**Instructions to follow**
Repeat all entries exactly.

======== Dataset excerpts ========

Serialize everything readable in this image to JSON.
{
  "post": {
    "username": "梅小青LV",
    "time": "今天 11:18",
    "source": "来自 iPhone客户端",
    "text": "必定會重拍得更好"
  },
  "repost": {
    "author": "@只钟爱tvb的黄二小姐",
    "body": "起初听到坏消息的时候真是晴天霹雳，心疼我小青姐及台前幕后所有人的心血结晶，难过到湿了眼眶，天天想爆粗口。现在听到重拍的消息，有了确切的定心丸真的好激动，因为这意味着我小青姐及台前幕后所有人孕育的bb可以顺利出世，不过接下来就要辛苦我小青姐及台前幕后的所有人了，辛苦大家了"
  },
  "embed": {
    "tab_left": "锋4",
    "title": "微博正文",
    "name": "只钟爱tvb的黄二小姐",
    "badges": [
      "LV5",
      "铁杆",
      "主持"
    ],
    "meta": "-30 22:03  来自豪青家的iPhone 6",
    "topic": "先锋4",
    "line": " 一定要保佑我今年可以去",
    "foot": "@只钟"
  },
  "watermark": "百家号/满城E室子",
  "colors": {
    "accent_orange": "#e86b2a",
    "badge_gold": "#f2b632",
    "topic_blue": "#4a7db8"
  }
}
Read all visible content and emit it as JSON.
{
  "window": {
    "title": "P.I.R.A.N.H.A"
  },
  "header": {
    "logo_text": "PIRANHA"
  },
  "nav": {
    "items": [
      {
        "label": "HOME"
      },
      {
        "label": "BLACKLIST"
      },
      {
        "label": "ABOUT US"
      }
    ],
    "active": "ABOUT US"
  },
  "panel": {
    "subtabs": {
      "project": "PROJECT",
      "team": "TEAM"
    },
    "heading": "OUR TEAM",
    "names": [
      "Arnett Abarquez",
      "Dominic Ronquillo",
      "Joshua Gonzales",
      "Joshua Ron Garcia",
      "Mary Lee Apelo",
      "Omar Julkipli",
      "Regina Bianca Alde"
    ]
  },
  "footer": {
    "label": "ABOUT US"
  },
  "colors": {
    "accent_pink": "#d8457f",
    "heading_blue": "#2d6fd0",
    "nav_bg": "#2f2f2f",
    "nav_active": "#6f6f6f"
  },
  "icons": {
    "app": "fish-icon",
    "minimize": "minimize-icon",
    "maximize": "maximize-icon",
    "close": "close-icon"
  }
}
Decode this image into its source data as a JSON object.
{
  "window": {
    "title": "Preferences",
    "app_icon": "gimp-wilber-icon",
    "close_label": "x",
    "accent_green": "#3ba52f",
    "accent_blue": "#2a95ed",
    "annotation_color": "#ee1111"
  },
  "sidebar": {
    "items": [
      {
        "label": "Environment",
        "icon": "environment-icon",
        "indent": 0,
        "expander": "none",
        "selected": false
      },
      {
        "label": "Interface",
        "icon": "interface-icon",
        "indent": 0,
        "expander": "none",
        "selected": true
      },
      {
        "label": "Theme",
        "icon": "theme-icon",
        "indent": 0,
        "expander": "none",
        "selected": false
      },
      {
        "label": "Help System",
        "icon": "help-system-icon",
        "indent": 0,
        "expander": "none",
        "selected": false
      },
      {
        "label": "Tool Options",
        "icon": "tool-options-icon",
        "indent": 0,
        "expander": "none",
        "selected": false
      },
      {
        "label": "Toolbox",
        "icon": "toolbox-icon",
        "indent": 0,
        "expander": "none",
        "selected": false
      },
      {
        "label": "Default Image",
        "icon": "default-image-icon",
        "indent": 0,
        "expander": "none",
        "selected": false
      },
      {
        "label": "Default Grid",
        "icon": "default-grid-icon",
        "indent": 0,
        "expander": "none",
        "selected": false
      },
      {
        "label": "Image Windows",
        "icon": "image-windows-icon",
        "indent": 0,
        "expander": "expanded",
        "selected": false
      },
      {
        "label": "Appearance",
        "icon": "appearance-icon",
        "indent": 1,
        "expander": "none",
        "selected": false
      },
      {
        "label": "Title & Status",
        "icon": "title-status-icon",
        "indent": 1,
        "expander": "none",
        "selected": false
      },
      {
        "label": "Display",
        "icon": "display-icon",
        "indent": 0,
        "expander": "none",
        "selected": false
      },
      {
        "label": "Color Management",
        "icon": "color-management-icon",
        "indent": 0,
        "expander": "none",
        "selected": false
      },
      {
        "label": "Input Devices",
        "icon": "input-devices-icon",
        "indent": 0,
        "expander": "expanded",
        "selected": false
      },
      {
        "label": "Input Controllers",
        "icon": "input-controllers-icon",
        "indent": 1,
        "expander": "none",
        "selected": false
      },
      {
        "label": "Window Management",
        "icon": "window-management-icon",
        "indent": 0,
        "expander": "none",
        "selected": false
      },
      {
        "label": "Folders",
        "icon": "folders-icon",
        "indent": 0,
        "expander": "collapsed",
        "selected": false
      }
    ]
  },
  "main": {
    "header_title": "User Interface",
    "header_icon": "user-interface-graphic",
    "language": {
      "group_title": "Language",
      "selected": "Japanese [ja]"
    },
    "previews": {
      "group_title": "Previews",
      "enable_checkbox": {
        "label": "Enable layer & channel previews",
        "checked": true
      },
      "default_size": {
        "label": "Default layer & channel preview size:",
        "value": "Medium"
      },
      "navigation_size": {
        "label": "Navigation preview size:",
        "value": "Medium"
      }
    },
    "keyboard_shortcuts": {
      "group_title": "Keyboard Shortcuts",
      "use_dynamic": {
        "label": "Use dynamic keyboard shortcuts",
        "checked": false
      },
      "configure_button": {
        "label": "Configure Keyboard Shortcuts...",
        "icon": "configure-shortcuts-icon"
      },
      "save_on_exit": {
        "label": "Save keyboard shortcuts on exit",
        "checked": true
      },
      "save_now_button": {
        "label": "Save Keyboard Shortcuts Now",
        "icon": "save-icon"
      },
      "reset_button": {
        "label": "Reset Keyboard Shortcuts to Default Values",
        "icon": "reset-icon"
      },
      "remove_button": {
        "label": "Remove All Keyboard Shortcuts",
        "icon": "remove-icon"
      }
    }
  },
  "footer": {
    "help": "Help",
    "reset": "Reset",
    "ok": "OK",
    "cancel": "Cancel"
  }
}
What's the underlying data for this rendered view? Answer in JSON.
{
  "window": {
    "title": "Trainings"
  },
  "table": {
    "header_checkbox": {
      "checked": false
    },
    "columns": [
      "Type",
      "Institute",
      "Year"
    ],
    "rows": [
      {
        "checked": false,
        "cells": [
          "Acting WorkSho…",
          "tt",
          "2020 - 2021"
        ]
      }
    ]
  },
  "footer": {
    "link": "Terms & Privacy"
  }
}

========

**Output of the exercise**
Serialize everything readable in this image to JSON.
{
  "post": {
    "username": "梅小青LV",
    "time": "今天 11:18",
    "source": "来自 iPhone客户端",
    "text": "必定會重拍得更好"
  },
  "repost": {
    "author": "@只钟爱tvb的黄二小姐",
    "body": "起初听到坏消息的时候真是晴天霹雳，心疼我小青姐及台前幕后所有人的心血结晶，难过到湿了眼眶，天天想爆粗口。现在听到重拍的消息，有了确切的定心丸真的好激动，因为这意味着我小青姐及台前幕后所有人孕育的bb可以顺利出世，不过接下来就要辛苦我小青姐及台前幕后的所有人了，辛苦大家了"
  },
  "embed": {
    "tab_left": "锋4",
    "title": "微博正文",
    "name": "只钟爱tvb的黄二小姐",
    "badges": [
      "LV5",
      "铁杆",
      "主持"
    ],
    "meta": "-30 22:03  来自豪青家的iPhone 6",
    "topic": "先锋4",
    "line": " 一定要保佑我今年可以去",
    "foot": "@只钟"
  },
  "watermark": "百家号/满城E室子",
  "colors": {
    "accent_orange": "#e86b2a",
    "badge_gold": "#f2b632",
    "topic_blue": "#4a7db8"
  }
}
Read all visible content and emit it as JSON.
{
  "window": {
    "title": "P.I.R.A.N.H.A"
  },
  "header": {
    "logo_text": "PIRANHA"
  },
  "nav": {
    "items": [
      {
        "label": "HOME"
      },
      {
        "label": "BLACKLIST"
      },
      {
        "label": "ABOUT US"
      }
    ],
    "active": "ABOUT US"
  },
  "panel": {
    "subtabs": {
      "project": "PROJECT",
      "team": "TEAM"
    },
    "heading": "OUR TEAM",
    "names": [
      "Arnett Abarquez",
      "Dominic Ronquillo",
      "Joshua Gonzales",
      "Joshua Ron Garcia",
      "Mary Lee Apelo",
      "Omar Julkipli",
      "Regina Bianca Alde"
    ]
  },
  "footer": {
    "label": "ABOUT US"
  },
  "colors": {
    "accent_pink": "#d8457f",
    "heading_blue": "#2d6fd0",
    "nav_bg": "#2f2f2f",
    "nav_active": "#6f6f6f"
  },
  "icons": {
    "app": "fish-icon",
    "minimize": "minimize-icon",
    "maximize": "maximize-icon",
    "close": "close-icon"
  }
}
Decode this image into its source data as a JSON object.
{
  "window": {
    "title": "Preferences",
    "app_icon": "gimp-wilber-icon",
    "close_label": "x",
    "accent_green": "#3ba52f",
    "accent_blue": "#2a95ed",
    "annotation_color": "#ee1111"
  },
  "sidebar": {
    "items": [
      {
        "label": "Environment",
        "icon": "environment-icon",
        "indent": 0,
        "expander": "none",
        "selected": false
      },
      {
        "label": "Interface",
        "icon": "interface-icon",
        "indent": 0,
        "expander": "none",
        "selected": true
      },
      {
        "label": "Theme",
        "icon": "theme-icon",
        "indent": 0,
        "expander": "none",
        "selected": false
      },
      {
        "label": "Help System",
        "icon": "help-system-icon",
        "indent": 0,
        "expander": "none",
        "selected": false
      },
      {
        "label": "Tool Options",
        "icon": "tool-options-icon",
        "indent": 0,
        "expander": "none",
        "selected": false
      },
      {
        "label": "Toolbox",
        "icon": "toolbox-icon",
        "indent": 0,
        "expander": "none",
        "selected": false
      },
      {
        "label": "Default Image",
        "icon": "default-image-icon",
        "indent": 0,
        "expander": "none",
        "selected": false
      },
      {
        "label": "Default Grid",
        "icon": "default-grid-icon",
        "indent": 0,
        "expander": "none",
        "selected": false
      },
      {
        "label": "Image Windows",
        "icon": "image-windows-icon",
        "indent": 0,
        "expander": "expanded",
        "selected": false
      },
      {
        "label": "Appearance",
        "icon": "appearance-icon",
        "indent": 1,
        "expander": "none",
        "selected": false
      },
      {
        "label": "Title & Status",
        "icon": "title-status-icon",
        "indent": 1,
        "expander": "none",
        "selected": false
      },
      {
        "label": "Display",
        "icon": "display-icon",
        "indent": 0,
        "expander": "none",
        "selected": false
      },
      {
        "label": "Color Management",
        "icon": "color-management-icon",
        "indent": 0,
        "expander": "none",
        "selected": false
      },
      {
        "label": "Input Devices",
        "icon": "input-devices-icon",
        "indent": 0,
        "expander": "expanded",
        "selected": false
      },
      {
        "label": "Input Controllers",
        "icon": "input-controllers-icon",
        "indent": 1,
        "expander": "none",
        "selected": false
      },
      {
        "label": "Window Management",
        "icon": "window-management-icon",
        "indent": 0,
        "expander": "none",
        "selected": false
      },
      {
        "label": "Folders",
        "icon": "folders-icon",
        "indent": 0,
        "expander": "collapsed",
        "selected": false
      }
    ]
  },
  "main": {
    "header_title": "User Interface",
    "header_icon": "user-interface-graphic",
    "language": {
      "group_title": "Language",
      "selected": "Japanese [ja]"
    },
    "previews": {
      "group_title": "Previews",
      "enable_checkbox": {
        "label": "Enable layer & channel previews",
        "checked": true
      },
      "default_size": {
        "label": "Default layer & channel preview size:",
        "value": "Medium"
      },
      "navigation_size": {
        "label": "Navigation preview size:",
        "value": "Medium"
      }
    },
    "keyboard_shortcuts": {
      "group_title": "Keyboard Shortcuts",
      "use_dynamic": {
        "label": "Use dynamic keyboard shortcuts",
        "checked": false
      },
      "configure_button": {
        "label": "Configure Keyboard Shortcuts...",
        "icon": "configure-shortcuts-icon"
      },
      "save_on_exit": {
        "label": "Save keyboard shortcuts on exit",
        "checked": true
      },
      "save_now_button": {
        "label": "Save Keyboard Shortcuts Now",
        "icon": "save-icon"
      },
      "reset_button": {
        "label": "Reset Keyboard Shortcuts to Default Values",
        "icon": "reset-icon"
      },
      "remove_button": {
        "label": "Remove All Keyboard Shortcuts",
        "icon": "remove-icon"
      }
    }
  },
  "footer": {
    "help": "Help",
    "reset": "Reset",
    "ok": "OK",
    "cancel": "Cancel"
  }
}
What's the underlying data for this rendered view? Answer in JSON.
{
  "window": {
    "title": "Trainings"
  },
  "table": {
    "header_checkbox": {
      "checked": false
    },
    "columns": [
      "Type",
      "Institute",
      "Year"
    ],
    "rows": [
      {
        "checked": false,
        "cells": [
          "Acting WorkSho…",
          "tt",
          "2020 - 2021"
        ]
      }
    ]
  },
  "footer": {
    "link": "Terms & Privacy"
  }
}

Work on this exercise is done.